» **Problem to work on**
Only the number is wanted: how many lines hold the word "density"?
::: Supplied material :::
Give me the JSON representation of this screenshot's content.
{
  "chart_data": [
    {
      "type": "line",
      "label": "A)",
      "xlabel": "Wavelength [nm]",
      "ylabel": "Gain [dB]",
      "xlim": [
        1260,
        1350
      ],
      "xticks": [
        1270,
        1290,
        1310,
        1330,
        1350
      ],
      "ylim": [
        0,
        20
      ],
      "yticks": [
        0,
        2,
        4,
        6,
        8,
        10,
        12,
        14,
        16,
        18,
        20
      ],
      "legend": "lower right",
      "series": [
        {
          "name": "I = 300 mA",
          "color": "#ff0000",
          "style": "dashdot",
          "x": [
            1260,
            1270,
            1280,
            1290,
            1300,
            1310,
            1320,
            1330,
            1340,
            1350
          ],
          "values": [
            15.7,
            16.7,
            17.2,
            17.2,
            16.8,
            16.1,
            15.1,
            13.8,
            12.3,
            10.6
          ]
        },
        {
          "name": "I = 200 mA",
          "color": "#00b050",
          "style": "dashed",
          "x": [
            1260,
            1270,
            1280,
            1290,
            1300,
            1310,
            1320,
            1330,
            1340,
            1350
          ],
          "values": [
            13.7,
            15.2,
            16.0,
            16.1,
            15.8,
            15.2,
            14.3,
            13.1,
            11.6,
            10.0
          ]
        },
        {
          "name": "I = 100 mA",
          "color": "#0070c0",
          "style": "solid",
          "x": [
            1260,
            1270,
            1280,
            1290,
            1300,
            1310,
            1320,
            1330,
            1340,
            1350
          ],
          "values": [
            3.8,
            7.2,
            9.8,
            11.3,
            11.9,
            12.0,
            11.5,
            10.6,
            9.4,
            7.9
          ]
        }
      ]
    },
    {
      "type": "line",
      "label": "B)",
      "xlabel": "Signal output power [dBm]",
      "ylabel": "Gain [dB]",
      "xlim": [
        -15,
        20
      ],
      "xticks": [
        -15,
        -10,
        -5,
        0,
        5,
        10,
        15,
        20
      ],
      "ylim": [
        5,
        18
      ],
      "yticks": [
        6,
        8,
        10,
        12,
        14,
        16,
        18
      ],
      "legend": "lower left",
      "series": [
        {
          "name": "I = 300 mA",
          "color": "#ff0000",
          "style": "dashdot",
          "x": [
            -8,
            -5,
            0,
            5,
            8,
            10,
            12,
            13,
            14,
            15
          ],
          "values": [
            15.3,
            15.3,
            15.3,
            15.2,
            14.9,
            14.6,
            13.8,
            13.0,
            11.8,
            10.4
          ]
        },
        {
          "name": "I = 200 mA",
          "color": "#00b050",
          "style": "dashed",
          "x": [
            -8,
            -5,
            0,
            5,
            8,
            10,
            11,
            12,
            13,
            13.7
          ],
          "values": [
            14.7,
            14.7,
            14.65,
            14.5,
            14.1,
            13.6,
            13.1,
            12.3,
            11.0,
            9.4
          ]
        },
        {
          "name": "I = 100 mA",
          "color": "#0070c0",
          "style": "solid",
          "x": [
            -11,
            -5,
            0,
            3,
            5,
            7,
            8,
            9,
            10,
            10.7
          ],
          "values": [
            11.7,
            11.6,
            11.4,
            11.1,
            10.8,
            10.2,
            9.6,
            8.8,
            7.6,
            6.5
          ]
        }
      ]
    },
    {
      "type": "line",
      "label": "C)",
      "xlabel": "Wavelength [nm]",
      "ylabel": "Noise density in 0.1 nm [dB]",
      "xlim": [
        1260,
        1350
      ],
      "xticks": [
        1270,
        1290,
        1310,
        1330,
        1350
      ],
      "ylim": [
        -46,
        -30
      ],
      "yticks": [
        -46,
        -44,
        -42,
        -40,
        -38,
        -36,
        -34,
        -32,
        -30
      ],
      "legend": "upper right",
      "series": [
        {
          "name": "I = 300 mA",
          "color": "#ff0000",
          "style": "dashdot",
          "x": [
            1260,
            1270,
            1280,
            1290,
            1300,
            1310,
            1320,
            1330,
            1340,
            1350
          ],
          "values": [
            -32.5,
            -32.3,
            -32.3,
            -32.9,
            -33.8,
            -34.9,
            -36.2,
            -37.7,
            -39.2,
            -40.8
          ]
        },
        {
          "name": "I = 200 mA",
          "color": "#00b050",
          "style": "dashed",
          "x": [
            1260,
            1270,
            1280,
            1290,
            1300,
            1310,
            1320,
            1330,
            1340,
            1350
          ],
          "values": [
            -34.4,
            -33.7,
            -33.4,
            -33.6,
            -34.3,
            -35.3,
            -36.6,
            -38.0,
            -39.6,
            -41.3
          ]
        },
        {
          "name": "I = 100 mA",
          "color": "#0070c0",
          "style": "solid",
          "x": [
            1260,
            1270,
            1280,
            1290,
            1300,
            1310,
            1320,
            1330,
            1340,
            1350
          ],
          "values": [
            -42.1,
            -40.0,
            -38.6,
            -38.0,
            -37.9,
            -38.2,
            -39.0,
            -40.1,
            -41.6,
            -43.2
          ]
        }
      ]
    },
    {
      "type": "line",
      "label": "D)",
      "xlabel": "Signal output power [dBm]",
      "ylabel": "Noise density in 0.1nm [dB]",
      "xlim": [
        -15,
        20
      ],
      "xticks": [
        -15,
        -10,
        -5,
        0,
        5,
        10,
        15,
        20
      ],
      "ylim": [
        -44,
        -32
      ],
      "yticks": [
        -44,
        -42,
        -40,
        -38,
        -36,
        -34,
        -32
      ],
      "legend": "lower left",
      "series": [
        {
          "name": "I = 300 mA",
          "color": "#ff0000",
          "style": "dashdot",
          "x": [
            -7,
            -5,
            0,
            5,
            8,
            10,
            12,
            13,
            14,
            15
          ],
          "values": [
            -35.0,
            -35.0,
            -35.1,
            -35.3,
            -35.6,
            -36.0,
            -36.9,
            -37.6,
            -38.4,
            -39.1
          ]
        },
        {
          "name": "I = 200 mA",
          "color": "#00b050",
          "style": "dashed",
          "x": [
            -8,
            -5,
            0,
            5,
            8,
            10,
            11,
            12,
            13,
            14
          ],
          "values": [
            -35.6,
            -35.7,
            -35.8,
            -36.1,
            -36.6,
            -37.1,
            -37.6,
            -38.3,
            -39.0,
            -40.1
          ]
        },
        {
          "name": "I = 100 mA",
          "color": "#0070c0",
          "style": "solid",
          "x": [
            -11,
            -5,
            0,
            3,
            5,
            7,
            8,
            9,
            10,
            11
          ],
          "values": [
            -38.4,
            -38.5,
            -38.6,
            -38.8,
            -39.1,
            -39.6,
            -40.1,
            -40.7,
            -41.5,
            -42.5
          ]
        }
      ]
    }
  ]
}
:::
::: Supplied material :::
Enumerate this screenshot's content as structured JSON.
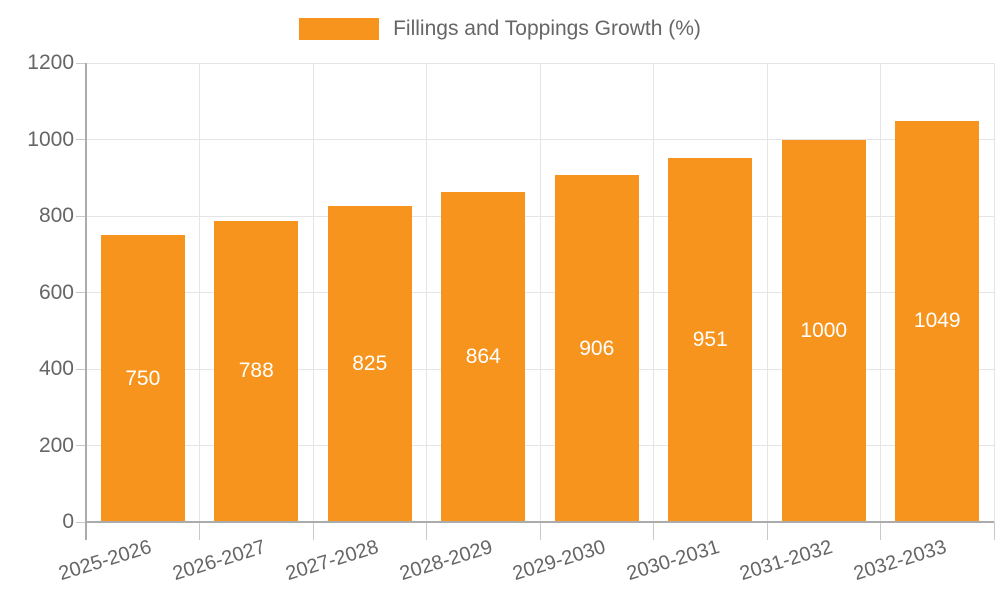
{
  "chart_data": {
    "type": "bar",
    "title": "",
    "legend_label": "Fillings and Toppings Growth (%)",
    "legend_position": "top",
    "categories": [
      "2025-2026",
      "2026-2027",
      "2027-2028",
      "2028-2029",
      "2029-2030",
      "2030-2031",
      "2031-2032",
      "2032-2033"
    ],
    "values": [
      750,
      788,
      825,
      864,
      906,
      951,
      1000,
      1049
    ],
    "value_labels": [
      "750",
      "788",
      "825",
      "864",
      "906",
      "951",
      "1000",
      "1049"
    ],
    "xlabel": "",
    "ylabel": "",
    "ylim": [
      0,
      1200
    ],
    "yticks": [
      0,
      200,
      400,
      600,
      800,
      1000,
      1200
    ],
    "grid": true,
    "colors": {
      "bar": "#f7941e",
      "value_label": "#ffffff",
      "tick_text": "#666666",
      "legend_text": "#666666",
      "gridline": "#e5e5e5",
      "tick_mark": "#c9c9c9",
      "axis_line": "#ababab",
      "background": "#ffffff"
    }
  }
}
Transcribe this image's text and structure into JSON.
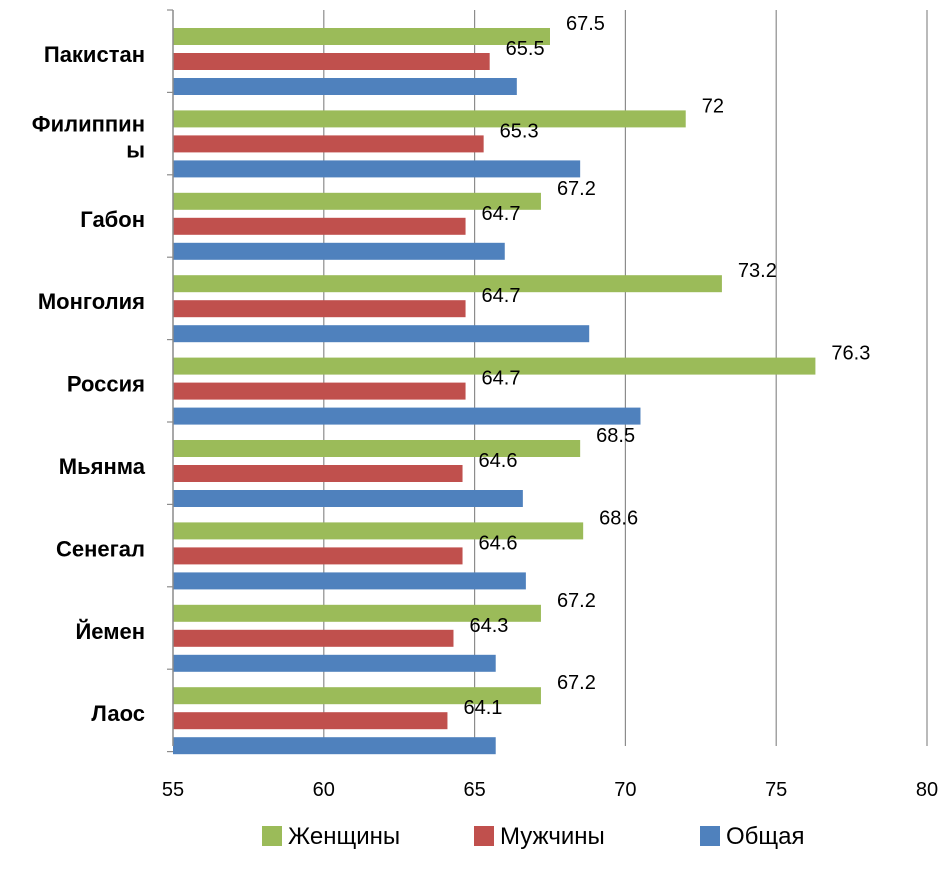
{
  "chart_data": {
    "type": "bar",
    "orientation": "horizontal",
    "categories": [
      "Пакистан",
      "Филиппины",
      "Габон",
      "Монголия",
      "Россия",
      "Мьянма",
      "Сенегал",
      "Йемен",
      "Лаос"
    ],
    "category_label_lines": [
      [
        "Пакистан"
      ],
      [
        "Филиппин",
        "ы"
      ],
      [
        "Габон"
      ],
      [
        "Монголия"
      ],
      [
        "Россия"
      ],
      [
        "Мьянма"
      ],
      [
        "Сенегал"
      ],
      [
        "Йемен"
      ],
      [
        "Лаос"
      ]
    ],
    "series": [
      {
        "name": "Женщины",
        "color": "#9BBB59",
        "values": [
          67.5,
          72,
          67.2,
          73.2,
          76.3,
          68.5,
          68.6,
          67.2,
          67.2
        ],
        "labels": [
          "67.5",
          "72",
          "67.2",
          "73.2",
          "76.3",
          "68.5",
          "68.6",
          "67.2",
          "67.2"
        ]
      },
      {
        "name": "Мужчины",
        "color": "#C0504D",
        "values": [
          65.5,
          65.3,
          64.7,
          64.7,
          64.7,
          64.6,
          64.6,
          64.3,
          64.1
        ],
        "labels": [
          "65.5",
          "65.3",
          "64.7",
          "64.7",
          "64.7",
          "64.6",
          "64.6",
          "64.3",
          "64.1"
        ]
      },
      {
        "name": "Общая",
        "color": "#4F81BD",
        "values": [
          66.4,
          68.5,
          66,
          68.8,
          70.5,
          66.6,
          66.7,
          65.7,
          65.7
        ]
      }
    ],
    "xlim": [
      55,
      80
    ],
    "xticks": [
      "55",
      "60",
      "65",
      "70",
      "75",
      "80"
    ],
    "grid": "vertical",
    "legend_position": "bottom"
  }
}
:::
» **Exercise result**
2